## AIM OF THE TASK
Copy each line of the records that holds the string "харчування".

## Dataset records

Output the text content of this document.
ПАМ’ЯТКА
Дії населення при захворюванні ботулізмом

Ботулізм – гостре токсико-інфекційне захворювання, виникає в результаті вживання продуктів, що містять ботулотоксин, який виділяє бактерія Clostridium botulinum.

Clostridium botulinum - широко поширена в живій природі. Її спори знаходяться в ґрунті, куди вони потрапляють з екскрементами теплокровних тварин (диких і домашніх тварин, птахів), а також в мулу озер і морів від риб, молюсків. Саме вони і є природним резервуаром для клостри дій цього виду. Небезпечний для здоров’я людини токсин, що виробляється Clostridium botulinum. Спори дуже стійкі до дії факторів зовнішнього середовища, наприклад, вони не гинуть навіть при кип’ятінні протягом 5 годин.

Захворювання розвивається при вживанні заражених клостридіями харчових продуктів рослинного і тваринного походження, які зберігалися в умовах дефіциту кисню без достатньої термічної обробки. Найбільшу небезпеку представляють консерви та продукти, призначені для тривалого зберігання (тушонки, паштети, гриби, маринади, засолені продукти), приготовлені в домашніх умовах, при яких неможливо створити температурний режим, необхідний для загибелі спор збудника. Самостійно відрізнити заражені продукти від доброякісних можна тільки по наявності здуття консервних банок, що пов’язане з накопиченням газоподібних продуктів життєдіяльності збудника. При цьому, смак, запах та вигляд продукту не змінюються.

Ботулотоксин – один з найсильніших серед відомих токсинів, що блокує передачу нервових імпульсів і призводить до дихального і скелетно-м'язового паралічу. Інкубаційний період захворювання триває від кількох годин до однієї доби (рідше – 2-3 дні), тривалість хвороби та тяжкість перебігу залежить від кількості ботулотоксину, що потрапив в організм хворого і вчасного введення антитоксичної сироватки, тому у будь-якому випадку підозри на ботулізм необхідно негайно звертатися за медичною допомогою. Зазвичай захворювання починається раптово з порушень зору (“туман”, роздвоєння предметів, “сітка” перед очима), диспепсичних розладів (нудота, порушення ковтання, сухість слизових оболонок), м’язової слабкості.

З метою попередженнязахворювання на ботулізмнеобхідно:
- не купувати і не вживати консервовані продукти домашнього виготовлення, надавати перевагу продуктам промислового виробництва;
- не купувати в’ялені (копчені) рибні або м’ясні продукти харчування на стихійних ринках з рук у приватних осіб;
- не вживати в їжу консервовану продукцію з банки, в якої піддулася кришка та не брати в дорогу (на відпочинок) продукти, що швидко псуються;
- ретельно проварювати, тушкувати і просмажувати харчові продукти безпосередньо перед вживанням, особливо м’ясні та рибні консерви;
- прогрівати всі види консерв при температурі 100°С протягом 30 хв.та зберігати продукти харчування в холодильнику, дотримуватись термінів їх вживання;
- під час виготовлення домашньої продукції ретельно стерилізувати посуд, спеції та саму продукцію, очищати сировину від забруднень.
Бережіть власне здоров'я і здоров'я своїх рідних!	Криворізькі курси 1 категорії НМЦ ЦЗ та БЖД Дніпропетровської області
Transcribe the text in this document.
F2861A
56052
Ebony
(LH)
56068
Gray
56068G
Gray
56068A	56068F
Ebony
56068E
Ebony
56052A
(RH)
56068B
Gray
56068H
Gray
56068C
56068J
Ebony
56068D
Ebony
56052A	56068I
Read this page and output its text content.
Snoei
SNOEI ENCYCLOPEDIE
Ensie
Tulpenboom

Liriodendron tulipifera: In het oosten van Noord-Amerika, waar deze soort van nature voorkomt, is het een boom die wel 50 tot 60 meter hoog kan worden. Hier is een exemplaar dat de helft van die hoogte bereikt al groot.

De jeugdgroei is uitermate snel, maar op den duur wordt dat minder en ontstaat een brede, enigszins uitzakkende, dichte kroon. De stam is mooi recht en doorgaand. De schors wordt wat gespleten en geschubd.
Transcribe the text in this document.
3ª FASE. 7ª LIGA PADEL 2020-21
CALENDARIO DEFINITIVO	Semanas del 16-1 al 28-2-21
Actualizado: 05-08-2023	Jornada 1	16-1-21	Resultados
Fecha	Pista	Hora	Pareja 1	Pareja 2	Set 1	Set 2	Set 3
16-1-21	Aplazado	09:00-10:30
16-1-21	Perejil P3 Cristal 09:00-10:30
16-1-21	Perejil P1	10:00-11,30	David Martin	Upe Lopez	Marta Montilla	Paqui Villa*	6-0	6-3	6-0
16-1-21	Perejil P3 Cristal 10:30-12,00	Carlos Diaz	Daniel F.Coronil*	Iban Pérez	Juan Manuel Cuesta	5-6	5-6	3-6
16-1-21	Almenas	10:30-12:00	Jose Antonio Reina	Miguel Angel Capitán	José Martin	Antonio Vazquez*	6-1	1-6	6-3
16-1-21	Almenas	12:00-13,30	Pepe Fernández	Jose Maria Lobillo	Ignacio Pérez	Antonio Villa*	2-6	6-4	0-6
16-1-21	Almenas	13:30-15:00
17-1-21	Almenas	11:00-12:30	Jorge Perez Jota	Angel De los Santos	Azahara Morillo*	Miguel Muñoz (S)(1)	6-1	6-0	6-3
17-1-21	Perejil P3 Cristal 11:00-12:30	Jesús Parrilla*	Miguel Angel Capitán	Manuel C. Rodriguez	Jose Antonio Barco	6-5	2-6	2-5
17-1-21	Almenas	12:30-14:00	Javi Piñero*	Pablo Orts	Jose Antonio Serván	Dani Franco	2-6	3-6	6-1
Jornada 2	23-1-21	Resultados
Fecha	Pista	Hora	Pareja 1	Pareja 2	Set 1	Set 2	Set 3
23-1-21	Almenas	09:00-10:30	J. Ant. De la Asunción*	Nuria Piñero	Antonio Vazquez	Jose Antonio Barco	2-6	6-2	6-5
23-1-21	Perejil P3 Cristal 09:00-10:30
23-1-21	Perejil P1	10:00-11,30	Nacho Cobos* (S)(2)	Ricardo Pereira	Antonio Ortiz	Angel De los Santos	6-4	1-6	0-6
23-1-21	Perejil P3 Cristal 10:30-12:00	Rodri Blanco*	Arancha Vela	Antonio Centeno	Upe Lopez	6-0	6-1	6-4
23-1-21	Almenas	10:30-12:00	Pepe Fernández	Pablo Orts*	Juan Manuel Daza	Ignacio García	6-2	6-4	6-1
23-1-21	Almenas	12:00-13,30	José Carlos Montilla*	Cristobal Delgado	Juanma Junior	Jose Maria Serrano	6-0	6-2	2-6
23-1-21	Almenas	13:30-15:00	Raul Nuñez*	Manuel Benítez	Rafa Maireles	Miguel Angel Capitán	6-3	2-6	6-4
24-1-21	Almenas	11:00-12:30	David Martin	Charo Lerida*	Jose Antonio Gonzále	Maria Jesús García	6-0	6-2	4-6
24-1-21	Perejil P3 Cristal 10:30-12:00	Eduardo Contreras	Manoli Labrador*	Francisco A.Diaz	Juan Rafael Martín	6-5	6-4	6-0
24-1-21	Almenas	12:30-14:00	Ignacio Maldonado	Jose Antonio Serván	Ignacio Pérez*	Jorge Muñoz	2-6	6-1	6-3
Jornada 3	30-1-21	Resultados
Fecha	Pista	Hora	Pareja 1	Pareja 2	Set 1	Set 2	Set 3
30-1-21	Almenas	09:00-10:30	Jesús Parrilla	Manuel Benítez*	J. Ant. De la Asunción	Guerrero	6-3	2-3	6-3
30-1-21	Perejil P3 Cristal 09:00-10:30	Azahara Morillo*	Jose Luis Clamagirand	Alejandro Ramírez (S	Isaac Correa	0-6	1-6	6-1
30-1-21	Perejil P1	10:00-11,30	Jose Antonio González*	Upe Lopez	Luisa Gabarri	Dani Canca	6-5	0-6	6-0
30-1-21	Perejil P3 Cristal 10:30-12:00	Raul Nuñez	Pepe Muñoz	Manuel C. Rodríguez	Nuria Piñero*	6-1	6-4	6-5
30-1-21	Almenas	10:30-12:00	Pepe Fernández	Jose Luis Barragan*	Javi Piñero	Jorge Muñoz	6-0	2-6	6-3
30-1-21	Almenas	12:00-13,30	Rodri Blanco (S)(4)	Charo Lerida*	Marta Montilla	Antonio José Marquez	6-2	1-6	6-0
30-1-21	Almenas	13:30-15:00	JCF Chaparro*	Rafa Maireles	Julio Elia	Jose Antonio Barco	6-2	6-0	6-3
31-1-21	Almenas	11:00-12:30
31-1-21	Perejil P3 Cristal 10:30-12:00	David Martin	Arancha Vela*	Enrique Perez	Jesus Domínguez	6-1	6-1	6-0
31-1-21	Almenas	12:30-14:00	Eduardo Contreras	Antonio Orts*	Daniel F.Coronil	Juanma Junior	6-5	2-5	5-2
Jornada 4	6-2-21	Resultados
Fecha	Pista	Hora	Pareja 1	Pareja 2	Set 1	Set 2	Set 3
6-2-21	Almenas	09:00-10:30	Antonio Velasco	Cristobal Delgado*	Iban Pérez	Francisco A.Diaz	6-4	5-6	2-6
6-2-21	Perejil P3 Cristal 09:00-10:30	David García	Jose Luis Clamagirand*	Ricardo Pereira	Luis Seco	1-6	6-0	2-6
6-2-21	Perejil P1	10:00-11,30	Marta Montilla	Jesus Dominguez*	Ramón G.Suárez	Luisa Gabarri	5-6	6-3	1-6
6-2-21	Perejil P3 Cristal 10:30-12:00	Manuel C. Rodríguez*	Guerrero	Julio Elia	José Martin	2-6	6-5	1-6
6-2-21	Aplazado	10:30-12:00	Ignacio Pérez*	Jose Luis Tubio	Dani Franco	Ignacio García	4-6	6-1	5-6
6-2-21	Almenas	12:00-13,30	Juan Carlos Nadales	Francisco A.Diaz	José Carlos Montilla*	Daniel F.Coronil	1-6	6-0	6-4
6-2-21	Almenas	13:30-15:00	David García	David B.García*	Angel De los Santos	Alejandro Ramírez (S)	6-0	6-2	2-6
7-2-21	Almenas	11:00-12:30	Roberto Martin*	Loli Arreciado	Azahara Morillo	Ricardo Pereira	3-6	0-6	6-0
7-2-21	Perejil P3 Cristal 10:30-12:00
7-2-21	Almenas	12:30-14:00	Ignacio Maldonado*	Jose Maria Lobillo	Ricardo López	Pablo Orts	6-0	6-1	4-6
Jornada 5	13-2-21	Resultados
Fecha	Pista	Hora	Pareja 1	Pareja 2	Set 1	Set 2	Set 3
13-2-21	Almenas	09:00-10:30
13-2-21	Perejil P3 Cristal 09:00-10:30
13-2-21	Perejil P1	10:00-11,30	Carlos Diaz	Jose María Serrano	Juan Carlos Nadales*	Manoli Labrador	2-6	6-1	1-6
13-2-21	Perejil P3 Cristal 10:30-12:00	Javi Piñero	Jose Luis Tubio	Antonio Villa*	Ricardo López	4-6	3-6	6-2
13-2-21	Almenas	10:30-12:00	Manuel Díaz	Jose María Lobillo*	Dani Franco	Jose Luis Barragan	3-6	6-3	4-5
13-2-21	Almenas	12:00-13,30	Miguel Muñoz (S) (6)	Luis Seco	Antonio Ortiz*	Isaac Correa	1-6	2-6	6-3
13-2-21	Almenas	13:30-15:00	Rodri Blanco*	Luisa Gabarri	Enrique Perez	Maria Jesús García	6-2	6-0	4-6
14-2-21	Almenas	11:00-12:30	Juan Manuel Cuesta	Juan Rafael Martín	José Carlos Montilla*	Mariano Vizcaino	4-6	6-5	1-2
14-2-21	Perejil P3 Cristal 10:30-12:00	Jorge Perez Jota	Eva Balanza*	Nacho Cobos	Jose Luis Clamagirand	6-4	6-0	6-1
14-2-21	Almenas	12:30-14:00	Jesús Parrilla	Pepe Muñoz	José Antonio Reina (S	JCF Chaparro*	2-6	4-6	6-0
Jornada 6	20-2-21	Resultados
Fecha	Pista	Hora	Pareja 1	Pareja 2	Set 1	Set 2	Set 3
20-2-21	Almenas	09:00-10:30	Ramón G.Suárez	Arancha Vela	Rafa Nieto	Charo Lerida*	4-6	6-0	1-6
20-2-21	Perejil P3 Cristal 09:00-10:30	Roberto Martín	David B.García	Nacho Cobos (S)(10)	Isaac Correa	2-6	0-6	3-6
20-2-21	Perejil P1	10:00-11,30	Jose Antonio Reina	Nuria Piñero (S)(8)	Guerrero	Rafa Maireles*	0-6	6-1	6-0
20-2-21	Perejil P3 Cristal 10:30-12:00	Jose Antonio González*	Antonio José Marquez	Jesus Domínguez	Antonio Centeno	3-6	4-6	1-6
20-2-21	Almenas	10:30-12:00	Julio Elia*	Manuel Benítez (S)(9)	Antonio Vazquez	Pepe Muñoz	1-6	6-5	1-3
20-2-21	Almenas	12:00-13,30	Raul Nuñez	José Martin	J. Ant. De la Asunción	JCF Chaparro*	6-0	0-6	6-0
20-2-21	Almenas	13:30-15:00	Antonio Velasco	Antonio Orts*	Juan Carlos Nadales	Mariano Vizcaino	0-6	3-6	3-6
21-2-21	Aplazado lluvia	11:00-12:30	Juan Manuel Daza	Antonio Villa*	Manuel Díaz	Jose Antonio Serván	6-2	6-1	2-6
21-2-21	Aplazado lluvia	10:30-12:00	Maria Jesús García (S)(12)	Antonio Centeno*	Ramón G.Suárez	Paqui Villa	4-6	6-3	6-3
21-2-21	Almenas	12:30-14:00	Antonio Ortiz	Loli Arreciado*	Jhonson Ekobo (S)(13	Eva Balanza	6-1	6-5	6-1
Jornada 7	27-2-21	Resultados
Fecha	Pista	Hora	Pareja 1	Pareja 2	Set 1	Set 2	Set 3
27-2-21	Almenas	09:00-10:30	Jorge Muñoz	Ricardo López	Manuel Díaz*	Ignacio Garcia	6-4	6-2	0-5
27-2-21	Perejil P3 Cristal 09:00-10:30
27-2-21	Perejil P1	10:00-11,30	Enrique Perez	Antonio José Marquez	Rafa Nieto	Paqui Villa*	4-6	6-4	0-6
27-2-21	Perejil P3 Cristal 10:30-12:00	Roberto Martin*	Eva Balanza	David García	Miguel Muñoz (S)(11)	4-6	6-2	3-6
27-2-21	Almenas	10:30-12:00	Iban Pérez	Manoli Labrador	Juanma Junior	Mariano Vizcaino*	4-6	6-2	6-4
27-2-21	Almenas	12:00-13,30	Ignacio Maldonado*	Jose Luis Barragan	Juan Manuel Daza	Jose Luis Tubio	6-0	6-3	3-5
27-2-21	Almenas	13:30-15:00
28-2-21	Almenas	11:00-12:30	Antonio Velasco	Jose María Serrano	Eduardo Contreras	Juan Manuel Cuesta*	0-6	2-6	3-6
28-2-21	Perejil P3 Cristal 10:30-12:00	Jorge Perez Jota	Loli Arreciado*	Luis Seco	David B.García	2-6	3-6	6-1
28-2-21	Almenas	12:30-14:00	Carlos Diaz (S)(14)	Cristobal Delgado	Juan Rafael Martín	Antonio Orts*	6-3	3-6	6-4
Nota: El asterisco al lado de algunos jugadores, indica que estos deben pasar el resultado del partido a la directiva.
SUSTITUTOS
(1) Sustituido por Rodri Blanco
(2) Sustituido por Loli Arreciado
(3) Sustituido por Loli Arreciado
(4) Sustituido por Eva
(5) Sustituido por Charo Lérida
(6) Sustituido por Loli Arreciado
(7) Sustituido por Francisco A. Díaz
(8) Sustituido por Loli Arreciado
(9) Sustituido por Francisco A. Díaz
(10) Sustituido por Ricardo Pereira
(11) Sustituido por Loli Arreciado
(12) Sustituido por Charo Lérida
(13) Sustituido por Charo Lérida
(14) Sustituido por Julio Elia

## IN RESPONSE
- не купувати в’ялені (копчені) рибні або м’ясні продукти харчування на стихійних ринках з рук у приватних осіб;
- прогрівати всі види консерв при температурі 100°С протягом 30 хв.та зберігати продукти харчування в холодильнику, дотримуватись термінів їх вживання;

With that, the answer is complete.